• _Exercise task_
Transcribe every line of the records verbatim.

• _Task material_

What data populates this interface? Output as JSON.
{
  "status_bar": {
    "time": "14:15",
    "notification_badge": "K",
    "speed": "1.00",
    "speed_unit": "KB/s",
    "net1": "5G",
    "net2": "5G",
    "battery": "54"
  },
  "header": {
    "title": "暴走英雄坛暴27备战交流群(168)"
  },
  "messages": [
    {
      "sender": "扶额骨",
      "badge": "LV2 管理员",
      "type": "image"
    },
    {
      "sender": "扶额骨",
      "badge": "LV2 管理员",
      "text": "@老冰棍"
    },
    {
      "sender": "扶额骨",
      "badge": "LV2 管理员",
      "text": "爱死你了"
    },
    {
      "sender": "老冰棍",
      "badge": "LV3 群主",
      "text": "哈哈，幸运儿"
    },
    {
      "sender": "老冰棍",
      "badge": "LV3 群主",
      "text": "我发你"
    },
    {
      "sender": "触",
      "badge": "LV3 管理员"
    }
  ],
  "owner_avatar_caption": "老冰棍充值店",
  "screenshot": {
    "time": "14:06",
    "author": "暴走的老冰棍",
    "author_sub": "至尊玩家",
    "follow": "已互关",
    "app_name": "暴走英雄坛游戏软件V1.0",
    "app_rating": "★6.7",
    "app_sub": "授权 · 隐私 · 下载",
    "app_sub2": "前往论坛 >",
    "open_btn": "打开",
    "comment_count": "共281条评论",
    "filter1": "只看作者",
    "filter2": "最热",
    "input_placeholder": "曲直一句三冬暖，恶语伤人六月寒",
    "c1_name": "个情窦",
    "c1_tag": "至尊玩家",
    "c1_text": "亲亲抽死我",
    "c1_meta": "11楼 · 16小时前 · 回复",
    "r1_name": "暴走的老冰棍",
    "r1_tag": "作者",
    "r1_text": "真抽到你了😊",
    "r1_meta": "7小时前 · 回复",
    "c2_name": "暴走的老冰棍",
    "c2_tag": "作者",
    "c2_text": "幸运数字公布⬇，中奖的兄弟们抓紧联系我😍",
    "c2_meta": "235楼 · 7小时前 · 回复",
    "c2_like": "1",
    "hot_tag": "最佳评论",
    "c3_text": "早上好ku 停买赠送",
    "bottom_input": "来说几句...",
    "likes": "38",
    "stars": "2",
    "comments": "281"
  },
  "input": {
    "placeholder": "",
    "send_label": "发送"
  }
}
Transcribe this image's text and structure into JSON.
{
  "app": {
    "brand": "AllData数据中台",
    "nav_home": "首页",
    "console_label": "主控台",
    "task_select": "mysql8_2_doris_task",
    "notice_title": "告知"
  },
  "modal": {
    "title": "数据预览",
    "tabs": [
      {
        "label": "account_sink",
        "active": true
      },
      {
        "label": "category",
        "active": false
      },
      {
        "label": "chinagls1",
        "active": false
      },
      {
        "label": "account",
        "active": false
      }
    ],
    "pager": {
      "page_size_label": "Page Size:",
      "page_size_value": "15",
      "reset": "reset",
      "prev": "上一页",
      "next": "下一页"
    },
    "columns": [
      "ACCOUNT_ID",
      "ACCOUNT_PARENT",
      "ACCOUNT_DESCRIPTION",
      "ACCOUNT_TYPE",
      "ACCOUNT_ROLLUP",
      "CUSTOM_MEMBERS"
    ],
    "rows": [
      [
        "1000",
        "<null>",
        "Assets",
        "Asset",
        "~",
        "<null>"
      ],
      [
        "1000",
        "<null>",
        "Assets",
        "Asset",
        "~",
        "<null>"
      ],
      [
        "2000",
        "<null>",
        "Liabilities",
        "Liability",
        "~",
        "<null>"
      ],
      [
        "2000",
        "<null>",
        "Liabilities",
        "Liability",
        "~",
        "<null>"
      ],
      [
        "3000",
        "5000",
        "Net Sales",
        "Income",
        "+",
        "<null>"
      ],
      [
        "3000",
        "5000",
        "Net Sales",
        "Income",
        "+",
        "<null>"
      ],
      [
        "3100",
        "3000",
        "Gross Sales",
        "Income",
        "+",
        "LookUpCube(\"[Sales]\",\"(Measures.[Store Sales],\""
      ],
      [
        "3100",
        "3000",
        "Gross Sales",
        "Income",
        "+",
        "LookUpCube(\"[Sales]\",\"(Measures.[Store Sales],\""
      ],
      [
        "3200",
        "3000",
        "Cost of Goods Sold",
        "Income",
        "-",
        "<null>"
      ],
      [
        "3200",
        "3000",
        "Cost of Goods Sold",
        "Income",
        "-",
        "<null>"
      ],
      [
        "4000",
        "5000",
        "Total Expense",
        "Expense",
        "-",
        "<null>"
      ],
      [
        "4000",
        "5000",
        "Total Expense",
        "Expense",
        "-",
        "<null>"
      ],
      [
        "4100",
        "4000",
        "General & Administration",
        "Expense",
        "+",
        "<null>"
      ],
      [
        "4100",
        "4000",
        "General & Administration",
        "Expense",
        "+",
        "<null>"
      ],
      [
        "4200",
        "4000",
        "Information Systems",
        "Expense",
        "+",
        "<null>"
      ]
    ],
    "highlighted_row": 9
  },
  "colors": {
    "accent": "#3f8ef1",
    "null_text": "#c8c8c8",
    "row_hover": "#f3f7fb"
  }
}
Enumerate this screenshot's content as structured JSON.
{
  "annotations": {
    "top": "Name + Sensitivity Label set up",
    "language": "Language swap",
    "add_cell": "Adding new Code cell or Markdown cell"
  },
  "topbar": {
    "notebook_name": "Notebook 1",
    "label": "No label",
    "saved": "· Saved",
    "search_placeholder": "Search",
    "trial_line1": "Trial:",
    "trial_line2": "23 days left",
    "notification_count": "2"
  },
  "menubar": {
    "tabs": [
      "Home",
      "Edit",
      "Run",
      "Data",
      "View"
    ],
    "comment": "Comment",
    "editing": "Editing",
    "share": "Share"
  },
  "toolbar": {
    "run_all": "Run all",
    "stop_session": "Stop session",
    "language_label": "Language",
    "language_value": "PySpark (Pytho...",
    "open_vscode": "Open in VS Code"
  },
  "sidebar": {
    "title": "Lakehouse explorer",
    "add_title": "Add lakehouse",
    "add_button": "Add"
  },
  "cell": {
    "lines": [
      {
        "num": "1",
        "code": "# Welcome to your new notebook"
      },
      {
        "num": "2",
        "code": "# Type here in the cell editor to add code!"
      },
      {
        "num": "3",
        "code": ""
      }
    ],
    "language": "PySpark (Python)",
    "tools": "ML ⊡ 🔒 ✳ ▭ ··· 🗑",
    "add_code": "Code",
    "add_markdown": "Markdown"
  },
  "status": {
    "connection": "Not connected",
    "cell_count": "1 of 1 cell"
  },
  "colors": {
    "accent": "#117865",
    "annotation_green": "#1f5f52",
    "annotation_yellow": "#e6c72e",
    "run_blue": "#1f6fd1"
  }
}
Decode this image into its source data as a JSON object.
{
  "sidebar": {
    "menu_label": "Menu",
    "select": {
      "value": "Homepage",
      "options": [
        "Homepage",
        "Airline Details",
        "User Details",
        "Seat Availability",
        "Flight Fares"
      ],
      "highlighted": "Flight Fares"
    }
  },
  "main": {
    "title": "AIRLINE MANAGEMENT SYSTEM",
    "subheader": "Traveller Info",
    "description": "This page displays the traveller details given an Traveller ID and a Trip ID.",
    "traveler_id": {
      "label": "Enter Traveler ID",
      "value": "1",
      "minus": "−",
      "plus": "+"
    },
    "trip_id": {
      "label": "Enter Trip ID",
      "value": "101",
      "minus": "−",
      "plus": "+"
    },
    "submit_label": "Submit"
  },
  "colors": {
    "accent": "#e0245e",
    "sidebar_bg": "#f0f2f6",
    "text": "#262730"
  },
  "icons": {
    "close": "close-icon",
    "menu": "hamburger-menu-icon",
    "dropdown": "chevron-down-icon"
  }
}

• _Result of the exercise_
What data populates this interface? Output as JSON.
{
  "status_bar": {
    "time": "14:15",
    "notification_badge": "K",
    "speed": "1.00",
    "speed_unit": "KB/s",
    "net1": "5G",
    "net2": "5G",
    "battery": "54"
  },
  "header": {
    "title": "暴走英雄坛暴27备战交流群(168)"
  },
  "messages": [
    {
      "sender": "扶额骨",
      "badge": "LV2 管理员",
      "type": "image"
    },
    {
      "sender": "扶额骨",
      "badge": "LV2 管理员",
      "text": "@老冰棍"
    },
    {
      "sender": "扶额骨",
      "badge": "LV2 管理员",
      "text": "爱死你了"
    },
    {
      "sender": "老冰棍",
      "badge": "LV3 群主",
      "text": "哈哈，幸运儿"
    },
    {
      "sender": "老冰棍",
      "badge": "LV3 群主",
      "text": "我发你"
    },
    {
      "sender": "触",
      "badge": "LV3 管理员"
    }
  ],
  "owner_avatar_caption": "老冰棍充值店",
  "screenshot": {
    "time": "14:06",
    "author": "暴走的老冰棍",
    "author_sub": "至尊玩家",
    "follow": "已互关",
    "app_name": "暴走英雄坛游戏软件V1.0",
    "app_rating": "★6.7",
    "app_sub": "授权 · 隐私 · 下载",
    "app_sub2": "前往论坛 >",
    "open_btn": "打开",
    "comment_count": "共281条评论",
    "filter1": "只看作者",
    "filter2": "最热",
    "input_placeholder": "曲直一句三冬暖，恶语伤人六月寒",
    "c1_name": "个情窦",
    "c1_tag": "至尊玩家",
    "c1_text": "亲亲抽死我",
    "c1_meta": "11楼 · 16小时前 · 回复",
    "r1_name": "暴走的老冰棍",
    "r1_tag": "作者",
    "r1_text": "真抽到你了😊",
    "r1_meta": "7小时前 · 回复",
    "c2_name": "暴走的老冰棍",
    "c2_tag": "作者",
    "c2_text": "幸运数字公布⬇，中奖的兄弟们抓紧联系我😍",
    "c2_meta": "235楼 · 7小时前 · 回复",
    "c2_like": "1",
    "hot_tag": "最佳评论",
    "c3_text": "早上好ku 停买赠送",
    "bottom_input": "来说几句...",
    "likes": "38",
    "stars": "2",
    "comments": "281"
  },
  "input": {
    "placeholder": "",
    "send_label": "发送"
  }
}
Transcribe this image's text and structure into JSON.
{
  "app": {
    "brand": "AllData数据中台",
    "nav_home": "首页",
    "console_label": "主控台",
    "task_select": "mysql8_2_doris_task",
    "notice_title": "告知"
  },
  "modal": {
    "title": "数据预览",
    "tabs": [
      {
        "label": "account_sink",
        "active": true
      },
      {
        "label": "category",
        "active": false
      },
      {
        "label": "chinagls1",
        "active": false
      },
      {
        "label": "account",
        "active": false
      }
    ],
    "pager": {
      "page_size_label": "Page Size:",
      "page_size_value": "15",
      "reset": "reset",
      "prev": "上一页",
      "next": "下一页"
    },
    "columns": [
      "ACCOUNT_ID",
      "ACCOUNT_PARENT",
      "ACCOUNT_DESCRIPTION",
      "ACCOUNT_TYPE",
      "ACCOUNT_ROLLUP",
      "CUSTOM_MEMBERS"
    ],
    "rows": [
      [
        "1000",
        "<null>",
        "Assets",
        "Asset",
        "~",
        "<null>"
      ],
      [
        "1000",
        "<null>",
        "Assets",
        "Asset",
        "~",
        "<null>"
      ],
      [
        "2000",
        "<null>",
        "Liabilities",
        "Liability",
        "~",
        "<null>"
      ],
      [
        "2000",
        "<null>",
        "Liabilities",
        "Liability",
        "~",
        "<null>"
      ],
      [
        "3000",
        "5000",
        "Net Sales",
        "Income",
        "+",
        "<null>"
      ],
      [
        "3000",
        "5000",
        "Net Sales",
        "Income",
        "+",
        "<null>"
      ],
      [
        "3100",
        "3000",
        "Gross Sales",
        "Income",
        "+",
        "LookUpCube(\"[Sales]\",\"(Measures.[Store Sales],\""
      ],
      [
        "3100",
        "3000",
        "Gross Sales",
        "Income",
        "+",
        "LookUpCube(\"[Sales]\",\"(Measures.[Store Sales],\""
      ],
      [
        "3200",
        "3000",
        "Cost of Goods Sold",
        "Income",
        "-",
        "<null>"
      ],
      [
        "3200",
        "3000",
        "Cost of Goods Sold",
        "Income",
        "-",
        "<null>"
      ],
      [
        "4000",
        "5000",
        "Total Expense",
        "Expense",
        "-",
        "<null>"
      ],
      [
        "4000",
        "5000",
        "Total Expense",
        "Expense",
        "-",
        "<null>"
      ],
      [
        "4100",
        "4000",
        "General & Administration",
        "Expense",
        "+",
        "<null>"
      ],
      [
        "4100",
        "4000",
        "General & Administration",
        "Expense",
        "+",
        "<null>"
      ],
      [
        "4200",
        "4000",
        "Information Systems",
        "Expense",
        "+",
        "<null>"
      ]
    ],
    "highlighted_row": 9
  },
  "colors": {
    "accent": "#3f8ef1",
    "null_text": "#c8c8c8",
    "row_hover": "#f3f7fb"
  }
}
Enumerate this screenshot's content as structured JSON.
{
  "annotations": {
    "top": "Name + Sensitivity Label set up",
    "language": "Language swap",
    "add_cell": "Adding new Code cell or Markdown cell"
  },
  "topbar": {
    "notebook_name": "Notebook 1",
    "label": "No label",
    "saved": "· Saved",
    "search_placeholder": "Search",
    "trial_line1": "Trial:",
    "trial_line2": "23 days left",
    "notification_count": "2"
  },
  "menubar": {
    "tabs": [
      "Home",
      "Edit",
      "Run",
      "Data",
      "View"
    ],
    "comment": "Comment",
    "editing": "Editing",
    "share": "Share"
  },
  "toolbar": {
    "run_all": "Run all",
    "stop_session": "Stop session",
    "language_label": "Language",
    "language_value": "PySpark (Pytho...",
    "open_vscode": "Open in VS Code"
  },
  "sidebar": {
    "title": "Lakehouse explorer",
    "add_title": "Add lakehouse",
    "add_button": "Add"
  },
  "cell": {
    "lines": [
      {
        "num": "1",
        "code": "# Welcome to your new notebook"
      },
      {
        "num": "2",
        "code": "# Type here in the cell editor to add code!"
      },
      {
        "num": "3",
        "code": ""
      }
    ],
    "language": "PySpark (Python)",
    "tools": "ML ⊡ 🔒 ✳ ▭ ··· 🗑",
    "add_code": "Code",
    "add_markdown": "Markdown"
  },
  "status": {
    "connection": "Not connected",
    "cell_count": "1 of 1 cell"
  },
  "colors": {
    "accent": "#117865",
    "annotation_green": "#1f5f52",
    "annotation_yellow": "#e6c72e",
    "run_blue": "#1f6fd1"
  }
}
Decode this image into its source data as a JSON object.
{
  "sidebar": {
    "menu_label": "Menu",
    "select": {
      "value": "Homepage",
      "options": [
        "Homepage",
        "Airline Details",
        "User Details",
        "Seat Availability",
        "Flight Fares"
      ],
      "highlighted": "Flight Fares"
    }
  },
  "main": {
    "title": "AIRLINE MANAGEMENT SYSTEM",
    "subheader": "Traveller Info",
    "description": "This page displays the traveller details given an Traveller ID and a Trip ID.",
    "traveler_id": {
      "label": "Enter Traveler ID",
      "value": "1",
      "minus": "−",
      "plus": "+"
    },
    "trip_id": {
      "label": "Enter Trip ID",
      "value": "101",
      "minus": "−",
      "plus": "+"
    },
    "submit_label": "Submit"
  },
  "colors": {
    "accent": "#e0245e",
    "sidebar_bg": "#f0f2f6",
    "text": "#262730"
  },
  "icons": {
    "close": "close-icon",
    "menu": "hamburger-menu-icon",
    "dropdown": "chevron-down-icon"
  }
}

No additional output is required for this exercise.